** What the task asks **
Make an exact copy of the entries, and keep any pictures out of it.

··········

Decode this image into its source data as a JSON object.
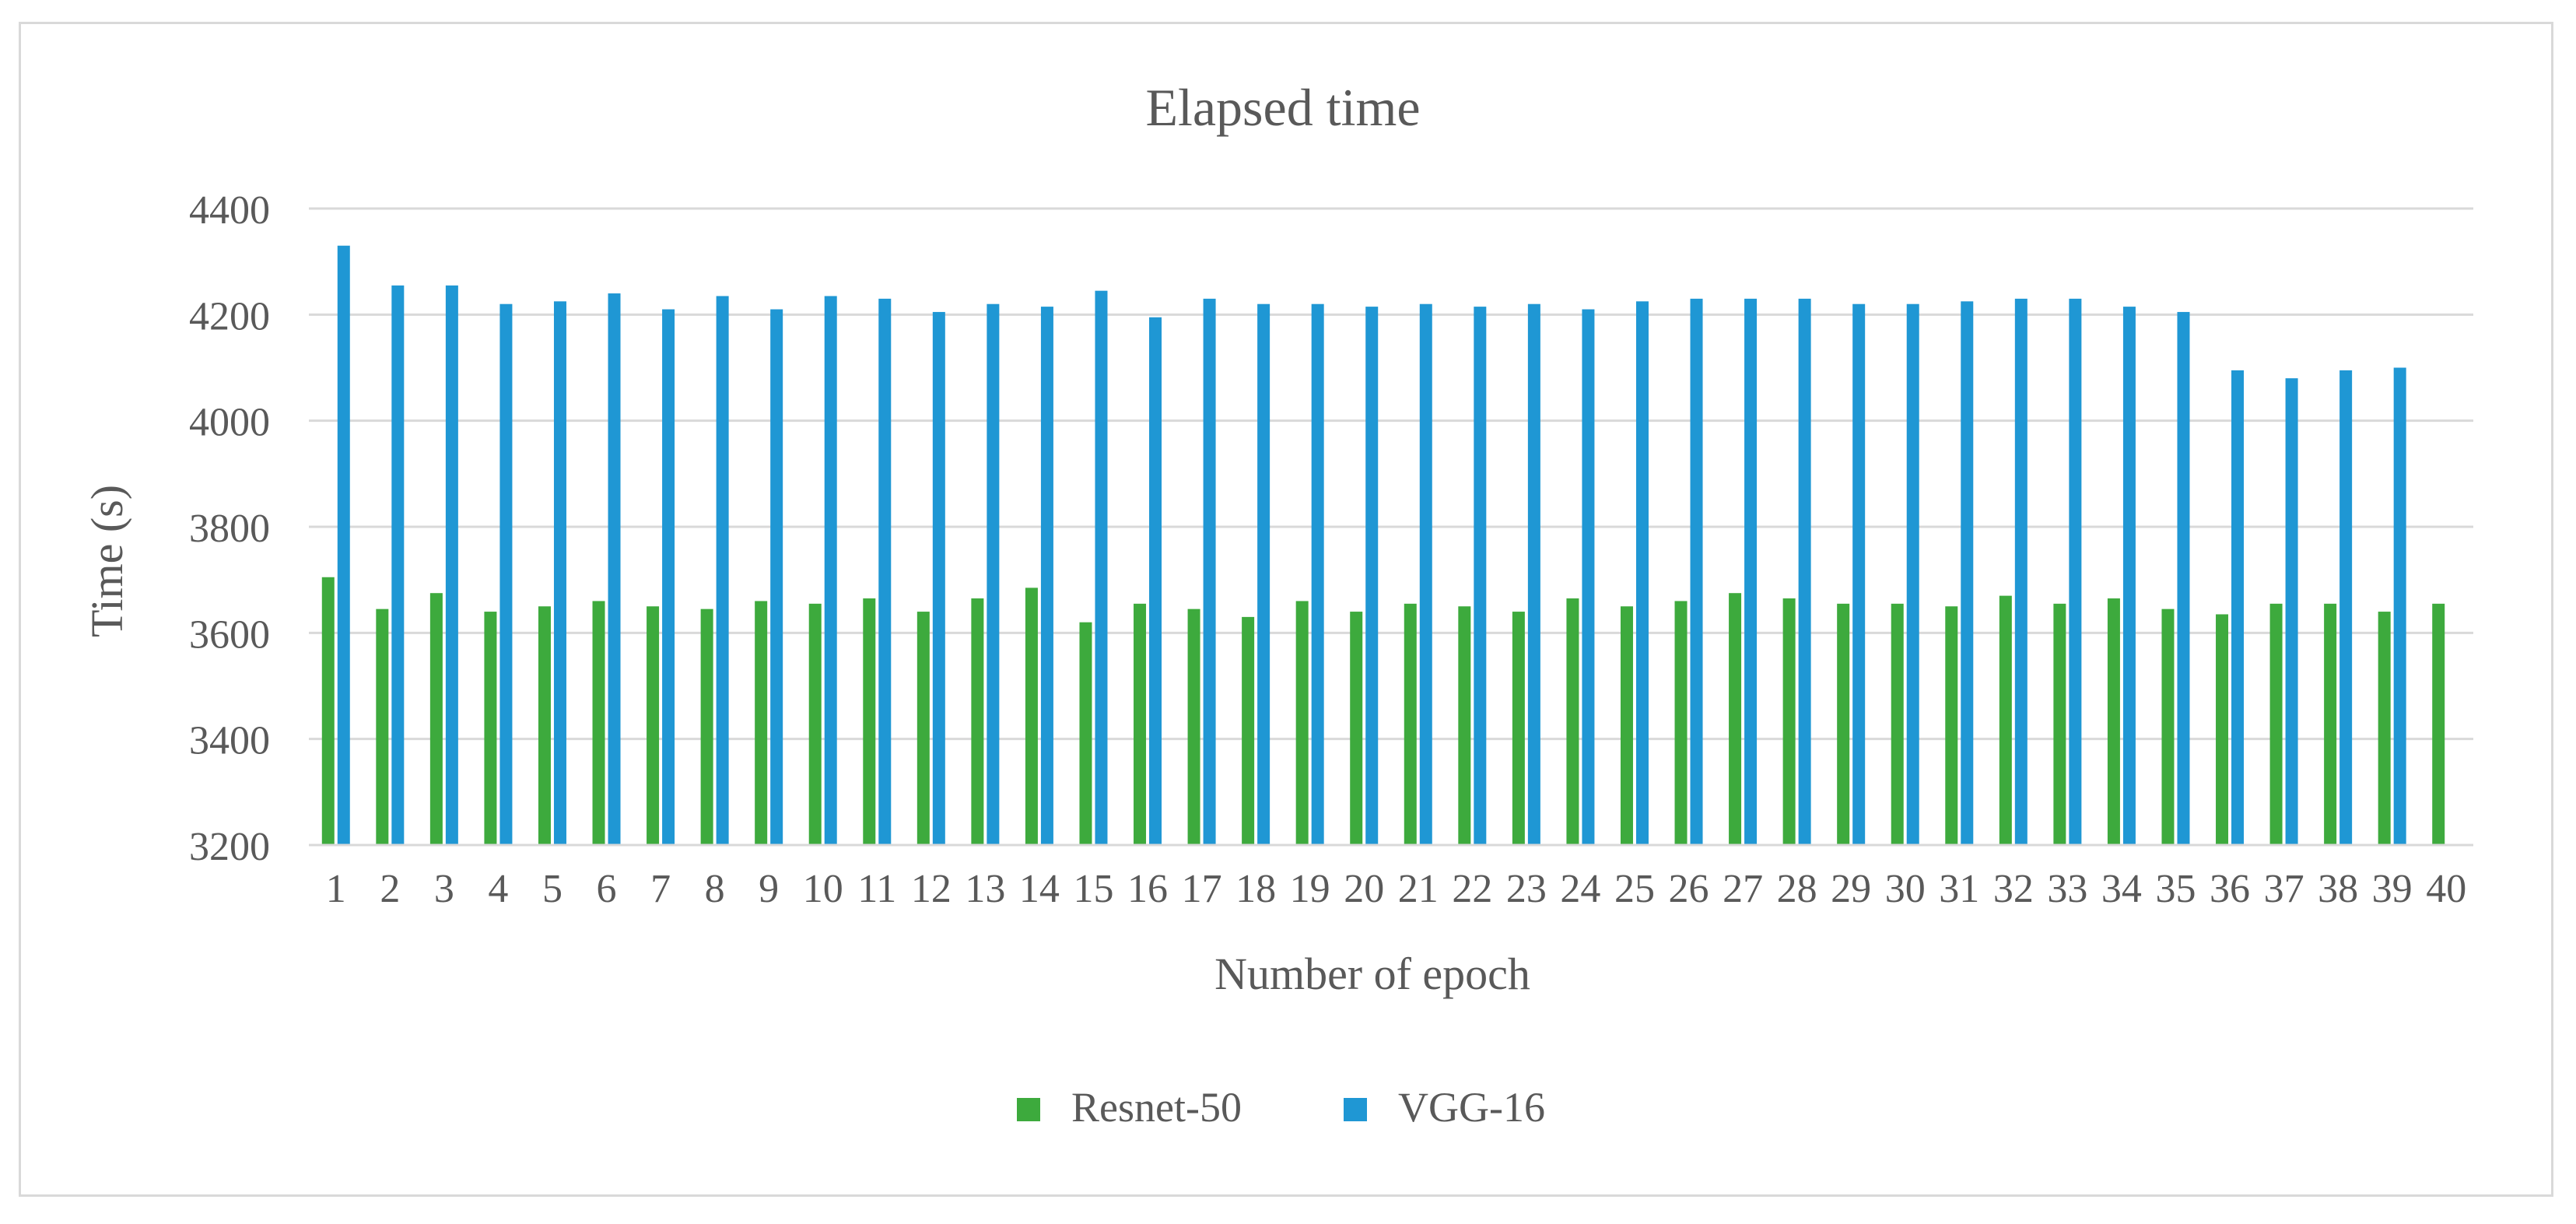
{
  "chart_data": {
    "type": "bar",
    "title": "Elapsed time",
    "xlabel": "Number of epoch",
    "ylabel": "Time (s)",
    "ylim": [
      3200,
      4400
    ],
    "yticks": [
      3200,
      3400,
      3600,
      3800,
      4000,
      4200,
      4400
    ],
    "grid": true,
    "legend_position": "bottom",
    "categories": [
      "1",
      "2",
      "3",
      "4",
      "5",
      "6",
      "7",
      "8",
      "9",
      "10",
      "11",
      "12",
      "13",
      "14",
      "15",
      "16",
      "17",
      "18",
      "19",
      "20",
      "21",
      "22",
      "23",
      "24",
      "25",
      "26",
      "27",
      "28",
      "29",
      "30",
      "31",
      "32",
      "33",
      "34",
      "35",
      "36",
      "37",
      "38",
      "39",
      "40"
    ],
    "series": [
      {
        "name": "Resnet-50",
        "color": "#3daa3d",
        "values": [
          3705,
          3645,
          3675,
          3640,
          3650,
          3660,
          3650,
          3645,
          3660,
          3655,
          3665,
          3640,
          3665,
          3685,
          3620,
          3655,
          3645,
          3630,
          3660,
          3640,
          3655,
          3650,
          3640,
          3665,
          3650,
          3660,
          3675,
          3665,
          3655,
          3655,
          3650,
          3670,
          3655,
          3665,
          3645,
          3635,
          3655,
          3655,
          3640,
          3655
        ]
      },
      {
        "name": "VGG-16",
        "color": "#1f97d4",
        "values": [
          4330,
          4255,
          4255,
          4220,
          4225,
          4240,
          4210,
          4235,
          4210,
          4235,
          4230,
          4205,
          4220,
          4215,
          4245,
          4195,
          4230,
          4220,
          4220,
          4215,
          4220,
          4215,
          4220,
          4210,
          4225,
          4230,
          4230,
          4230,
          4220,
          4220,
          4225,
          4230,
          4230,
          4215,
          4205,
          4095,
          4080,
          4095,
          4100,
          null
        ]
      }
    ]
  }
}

··········

** Exercise output **
Decode this image into its source data as a JSON object.
{
  "chart_data": {
    "type": "bar",
    "title": "Elapsed time",
    "xlabel": "Number of epoch",
    "ylabel": "Time (s)",
    "ylim": [
      3200,
      4400
    ],
    "yticks": [
      3200,
      3400,
      3600,
      3800,
      4000,
      4200,
      4400
    ],
    "grid": true,
    "legend_position": "bottom",
    "categories": [
      "1",
      "2",
      "3",
      "4",
      "5",
      "6",
      "7",
      "8",
      "9",
      "10",
      "11",
      "12",
      "13",
      "14",
      "15",
      "16",
      "17",
      "18",
      "19",
      "20",
      "21",
      "22",
      "23",
      "24",
      "25",
      "26",
      "27",
      "28",
      "29",
      "30",
      "31",
      "32",
      "33",
      "34",
      "35",
      "36",
      "37",
      "38",
      "39",
      "40"
    ],
    "series": [
      {
        "name": "Resnet-50",
        "color": "#3daa3d",
        "values": [
          3705,
          3645,
          3675,
          3640,
          3650,
          3660,
          3650,
          3645,
          3660,
          3655,
          3665,
          3640,
          3665,
          3685,
          3620,
          3655,
          3645,
          3630,
          3660,
          3640,
          3655,
          3650,
          3640,
          3665,
          3650,
          3660,
          3675,
          3665,
          3655,
          3655,
          3650,
          3670,
          3655,
          3665,
          3645,
          3635,
          3655,
          3655,
          3640,
          3655
        ]
      },
      {
        "name": "VGG-16",
        "color": "#1f97d4",
        "values": [
          4330,
          4255,
          4255,
          4220,
          4225,
          4240,
          4210,
          4235,
          4210,
          4235,
          4230,
          4205,
          4220,
          4215,
          4245,
          4195,
          4230,
          4220,
          4220,
          4215,
          4220,
          4215,
          4220,
          4210,
          4225,
          4230,
          4230,
          4230,
          4220,
          4220,
          4225,
          4230,
          4230,
          4215,
          4205,
          4095,
          4080,
          4095,
          4100,
          null
        ]
      }
    ]
  }
}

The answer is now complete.